Data entries for graphics:
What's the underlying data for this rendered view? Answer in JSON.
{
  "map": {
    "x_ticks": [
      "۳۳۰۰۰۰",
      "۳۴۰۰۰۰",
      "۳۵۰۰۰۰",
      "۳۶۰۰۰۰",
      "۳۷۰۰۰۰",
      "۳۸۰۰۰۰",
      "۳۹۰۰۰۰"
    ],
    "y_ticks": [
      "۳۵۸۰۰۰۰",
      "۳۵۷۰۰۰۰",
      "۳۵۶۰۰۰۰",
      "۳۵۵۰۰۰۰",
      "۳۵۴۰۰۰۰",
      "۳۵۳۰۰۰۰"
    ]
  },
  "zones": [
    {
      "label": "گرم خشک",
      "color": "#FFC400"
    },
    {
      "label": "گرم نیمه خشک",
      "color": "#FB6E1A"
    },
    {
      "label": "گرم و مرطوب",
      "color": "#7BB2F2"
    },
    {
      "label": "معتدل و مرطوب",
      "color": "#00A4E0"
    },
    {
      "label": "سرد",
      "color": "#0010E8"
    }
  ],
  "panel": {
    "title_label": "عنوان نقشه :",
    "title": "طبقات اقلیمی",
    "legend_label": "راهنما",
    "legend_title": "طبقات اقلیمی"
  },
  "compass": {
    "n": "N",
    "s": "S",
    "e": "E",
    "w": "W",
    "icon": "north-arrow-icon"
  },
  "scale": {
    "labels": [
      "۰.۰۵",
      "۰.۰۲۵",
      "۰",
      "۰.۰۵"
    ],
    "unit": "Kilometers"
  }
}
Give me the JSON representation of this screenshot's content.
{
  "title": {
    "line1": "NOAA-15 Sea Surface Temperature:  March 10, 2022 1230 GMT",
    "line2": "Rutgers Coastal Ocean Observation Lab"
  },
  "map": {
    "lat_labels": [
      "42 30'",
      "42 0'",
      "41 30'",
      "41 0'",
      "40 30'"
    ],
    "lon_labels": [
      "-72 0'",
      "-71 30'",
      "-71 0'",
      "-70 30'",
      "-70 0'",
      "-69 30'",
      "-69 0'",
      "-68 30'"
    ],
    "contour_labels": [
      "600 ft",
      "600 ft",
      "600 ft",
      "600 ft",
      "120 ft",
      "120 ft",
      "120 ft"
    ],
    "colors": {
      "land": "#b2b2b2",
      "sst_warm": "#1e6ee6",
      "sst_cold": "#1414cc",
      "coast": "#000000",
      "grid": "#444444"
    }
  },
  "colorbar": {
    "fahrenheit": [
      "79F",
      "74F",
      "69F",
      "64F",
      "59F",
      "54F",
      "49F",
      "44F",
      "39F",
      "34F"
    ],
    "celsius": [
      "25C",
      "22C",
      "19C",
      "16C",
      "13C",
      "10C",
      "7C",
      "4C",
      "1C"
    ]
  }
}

* * *

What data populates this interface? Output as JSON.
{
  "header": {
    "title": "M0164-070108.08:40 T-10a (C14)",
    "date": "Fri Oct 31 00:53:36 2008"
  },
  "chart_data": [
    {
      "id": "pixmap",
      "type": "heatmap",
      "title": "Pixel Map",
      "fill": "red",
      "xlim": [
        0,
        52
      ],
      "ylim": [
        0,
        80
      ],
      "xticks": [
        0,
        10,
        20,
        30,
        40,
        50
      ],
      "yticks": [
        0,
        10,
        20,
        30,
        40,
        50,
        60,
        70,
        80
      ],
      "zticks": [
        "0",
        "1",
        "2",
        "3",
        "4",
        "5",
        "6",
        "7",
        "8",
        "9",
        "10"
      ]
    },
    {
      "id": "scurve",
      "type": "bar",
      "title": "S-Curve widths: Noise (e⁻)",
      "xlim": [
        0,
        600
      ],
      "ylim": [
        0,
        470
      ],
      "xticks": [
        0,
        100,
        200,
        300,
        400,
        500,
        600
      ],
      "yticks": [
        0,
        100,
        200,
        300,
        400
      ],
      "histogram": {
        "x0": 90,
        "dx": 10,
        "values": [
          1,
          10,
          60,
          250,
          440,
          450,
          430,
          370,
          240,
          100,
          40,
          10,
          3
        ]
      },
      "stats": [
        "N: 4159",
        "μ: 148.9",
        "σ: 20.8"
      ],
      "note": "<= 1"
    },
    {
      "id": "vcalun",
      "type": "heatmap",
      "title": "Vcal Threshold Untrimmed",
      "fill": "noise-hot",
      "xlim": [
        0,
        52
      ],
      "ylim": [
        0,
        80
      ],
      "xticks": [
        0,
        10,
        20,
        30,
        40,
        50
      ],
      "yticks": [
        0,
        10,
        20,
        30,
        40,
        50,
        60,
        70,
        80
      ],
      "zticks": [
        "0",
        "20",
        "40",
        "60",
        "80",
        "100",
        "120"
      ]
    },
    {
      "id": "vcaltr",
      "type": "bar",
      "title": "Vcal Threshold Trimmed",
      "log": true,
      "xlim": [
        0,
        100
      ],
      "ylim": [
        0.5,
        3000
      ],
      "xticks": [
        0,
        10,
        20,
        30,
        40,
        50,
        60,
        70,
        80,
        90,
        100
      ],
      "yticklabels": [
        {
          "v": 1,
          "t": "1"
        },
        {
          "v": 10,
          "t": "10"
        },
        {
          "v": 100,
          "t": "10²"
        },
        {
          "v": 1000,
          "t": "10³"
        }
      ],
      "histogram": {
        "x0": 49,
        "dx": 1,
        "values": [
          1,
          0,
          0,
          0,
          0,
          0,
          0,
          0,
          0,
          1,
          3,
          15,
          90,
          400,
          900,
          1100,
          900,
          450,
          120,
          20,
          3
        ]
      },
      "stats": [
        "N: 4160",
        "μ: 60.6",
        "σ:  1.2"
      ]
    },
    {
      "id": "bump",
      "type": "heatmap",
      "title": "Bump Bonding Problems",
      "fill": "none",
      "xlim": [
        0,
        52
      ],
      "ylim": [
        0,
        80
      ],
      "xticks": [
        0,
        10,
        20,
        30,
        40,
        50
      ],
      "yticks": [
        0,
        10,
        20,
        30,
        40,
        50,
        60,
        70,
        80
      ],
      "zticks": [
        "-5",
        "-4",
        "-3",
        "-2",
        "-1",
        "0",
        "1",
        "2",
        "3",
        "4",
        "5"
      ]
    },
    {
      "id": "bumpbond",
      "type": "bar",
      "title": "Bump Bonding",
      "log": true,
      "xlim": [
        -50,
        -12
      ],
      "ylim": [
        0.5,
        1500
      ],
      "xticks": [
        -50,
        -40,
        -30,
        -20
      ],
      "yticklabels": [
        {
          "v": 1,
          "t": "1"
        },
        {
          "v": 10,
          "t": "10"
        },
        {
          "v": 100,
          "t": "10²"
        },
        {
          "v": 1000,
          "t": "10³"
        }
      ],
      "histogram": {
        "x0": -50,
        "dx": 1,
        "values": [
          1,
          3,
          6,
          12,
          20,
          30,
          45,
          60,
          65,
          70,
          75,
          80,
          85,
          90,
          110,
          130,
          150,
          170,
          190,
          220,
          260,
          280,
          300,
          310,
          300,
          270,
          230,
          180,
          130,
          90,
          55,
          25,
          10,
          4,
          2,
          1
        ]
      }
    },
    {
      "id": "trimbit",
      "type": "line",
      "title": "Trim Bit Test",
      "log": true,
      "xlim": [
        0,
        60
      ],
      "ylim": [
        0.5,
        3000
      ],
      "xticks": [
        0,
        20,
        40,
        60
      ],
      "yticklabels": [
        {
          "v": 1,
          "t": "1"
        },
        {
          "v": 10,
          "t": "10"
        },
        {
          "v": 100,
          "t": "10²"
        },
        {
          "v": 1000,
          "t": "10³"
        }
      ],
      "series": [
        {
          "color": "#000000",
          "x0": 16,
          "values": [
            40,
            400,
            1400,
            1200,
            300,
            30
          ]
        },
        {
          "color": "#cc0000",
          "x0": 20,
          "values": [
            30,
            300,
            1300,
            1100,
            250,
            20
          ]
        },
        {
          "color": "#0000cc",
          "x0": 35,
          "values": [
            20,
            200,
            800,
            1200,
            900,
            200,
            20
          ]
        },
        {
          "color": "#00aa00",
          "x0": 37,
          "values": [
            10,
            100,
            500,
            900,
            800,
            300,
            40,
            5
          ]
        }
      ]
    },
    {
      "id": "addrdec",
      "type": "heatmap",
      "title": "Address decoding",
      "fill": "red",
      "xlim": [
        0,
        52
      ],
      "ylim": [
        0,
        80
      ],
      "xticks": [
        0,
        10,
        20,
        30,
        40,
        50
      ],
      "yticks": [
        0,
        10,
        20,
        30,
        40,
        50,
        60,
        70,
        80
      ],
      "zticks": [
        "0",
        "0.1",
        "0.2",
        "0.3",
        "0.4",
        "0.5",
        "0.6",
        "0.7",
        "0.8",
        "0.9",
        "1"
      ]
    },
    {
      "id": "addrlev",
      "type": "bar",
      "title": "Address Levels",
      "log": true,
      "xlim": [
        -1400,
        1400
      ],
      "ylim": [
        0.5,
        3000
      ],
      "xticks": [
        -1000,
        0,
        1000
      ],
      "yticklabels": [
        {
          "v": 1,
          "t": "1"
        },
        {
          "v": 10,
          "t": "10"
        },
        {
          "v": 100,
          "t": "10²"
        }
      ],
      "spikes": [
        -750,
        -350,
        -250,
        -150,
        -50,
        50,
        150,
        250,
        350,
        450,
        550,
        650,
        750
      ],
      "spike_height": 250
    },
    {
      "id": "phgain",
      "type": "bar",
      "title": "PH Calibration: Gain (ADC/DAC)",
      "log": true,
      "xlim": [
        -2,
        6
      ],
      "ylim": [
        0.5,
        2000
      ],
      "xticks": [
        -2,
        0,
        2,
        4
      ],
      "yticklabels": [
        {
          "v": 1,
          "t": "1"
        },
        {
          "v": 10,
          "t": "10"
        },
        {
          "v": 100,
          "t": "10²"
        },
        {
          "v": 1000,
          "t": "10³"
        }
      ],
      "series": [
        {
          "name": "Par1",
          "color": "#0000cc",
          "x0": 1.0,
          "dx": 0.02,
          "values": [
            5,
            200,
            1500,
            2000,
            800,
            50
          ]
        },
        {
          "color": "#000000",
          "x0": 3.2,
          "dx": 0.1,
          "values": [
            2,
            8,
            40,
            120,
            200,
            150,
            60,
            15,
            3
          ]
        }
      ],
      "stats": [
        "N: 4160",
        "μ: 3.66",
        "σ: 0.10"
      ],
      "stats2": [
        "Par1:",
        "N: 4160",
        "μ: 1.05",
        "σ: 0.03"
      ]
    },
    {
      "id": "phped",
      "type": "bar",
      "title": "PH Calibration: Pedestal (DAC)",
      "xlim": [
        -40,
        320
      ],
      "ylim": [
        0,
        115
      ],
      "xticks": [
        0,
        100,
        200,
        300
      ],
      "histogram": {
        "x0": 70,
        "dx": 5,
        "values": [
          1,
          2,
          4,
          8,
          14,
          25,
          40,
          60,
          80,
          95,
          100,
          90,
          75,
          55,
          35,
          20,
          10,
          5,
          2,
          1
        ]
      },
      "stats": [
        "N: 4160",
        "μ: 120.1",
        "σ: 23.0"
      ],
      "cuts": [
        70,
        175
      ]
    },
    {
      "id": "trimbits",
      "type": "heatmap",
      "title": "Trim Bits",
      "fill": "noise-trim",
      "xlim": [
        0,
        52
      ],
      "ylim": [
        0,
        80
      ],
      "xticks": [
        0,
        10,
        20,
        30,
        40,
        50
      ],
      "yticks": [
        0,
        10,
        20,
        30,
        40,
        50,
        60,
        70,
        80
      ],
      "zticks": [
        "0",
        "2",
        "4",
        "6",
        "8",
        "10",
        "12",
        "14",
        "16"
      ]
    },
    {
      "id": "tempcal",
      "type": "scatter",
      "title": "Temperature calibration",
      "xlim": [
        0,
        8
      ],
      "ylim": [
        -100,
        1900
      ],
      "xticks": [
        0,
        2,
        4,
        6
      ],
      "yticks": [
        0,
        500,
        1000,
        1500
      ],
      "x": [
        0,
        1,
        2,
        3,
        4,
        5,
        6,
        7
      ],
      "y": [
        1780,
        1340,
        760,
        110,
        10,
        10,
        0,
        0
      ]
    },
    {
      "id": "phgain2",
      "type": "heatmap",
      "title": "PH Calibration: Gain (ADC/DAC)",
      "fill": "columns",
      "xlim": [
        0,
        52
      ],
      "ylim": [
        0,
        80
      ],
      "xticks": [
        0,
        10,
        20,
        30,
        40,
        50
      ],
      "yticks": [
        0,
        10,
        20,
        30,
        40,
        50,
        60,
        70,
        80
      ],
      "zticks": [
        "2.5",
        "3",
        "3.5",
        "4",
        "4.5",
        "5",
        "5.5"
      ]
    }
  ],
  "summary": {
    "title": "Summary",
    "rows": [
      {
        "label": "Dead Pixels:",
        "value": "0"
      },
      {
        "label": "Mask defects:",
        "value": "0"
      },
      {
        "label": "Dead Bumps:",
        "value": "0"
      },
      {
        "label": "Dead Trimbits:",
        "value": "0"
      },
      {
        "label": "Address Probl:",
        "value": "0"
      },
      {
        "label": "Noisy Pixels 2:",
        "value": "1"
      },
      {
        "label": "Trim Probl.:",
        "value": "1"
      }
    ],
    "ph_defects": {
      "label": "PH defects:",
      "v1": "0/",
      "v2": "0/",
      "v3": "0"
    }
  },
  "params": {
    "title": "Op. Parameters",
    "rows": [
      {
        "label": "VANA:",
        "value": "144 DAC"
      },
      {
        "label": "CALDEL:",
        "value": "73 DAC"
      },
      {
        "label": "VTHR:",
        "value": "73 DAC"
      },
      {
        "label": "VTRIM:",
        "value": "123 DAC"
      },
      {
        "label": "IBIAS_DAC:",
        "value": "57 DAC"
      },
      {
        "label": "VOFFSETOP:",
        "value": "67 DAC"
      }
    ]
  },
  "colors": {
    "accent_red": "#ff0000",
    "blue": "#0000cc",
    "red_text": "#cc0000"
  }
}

- The task -
Report the number of lines above that contain the word "this", and only that number.

- Answer to the exercise -
3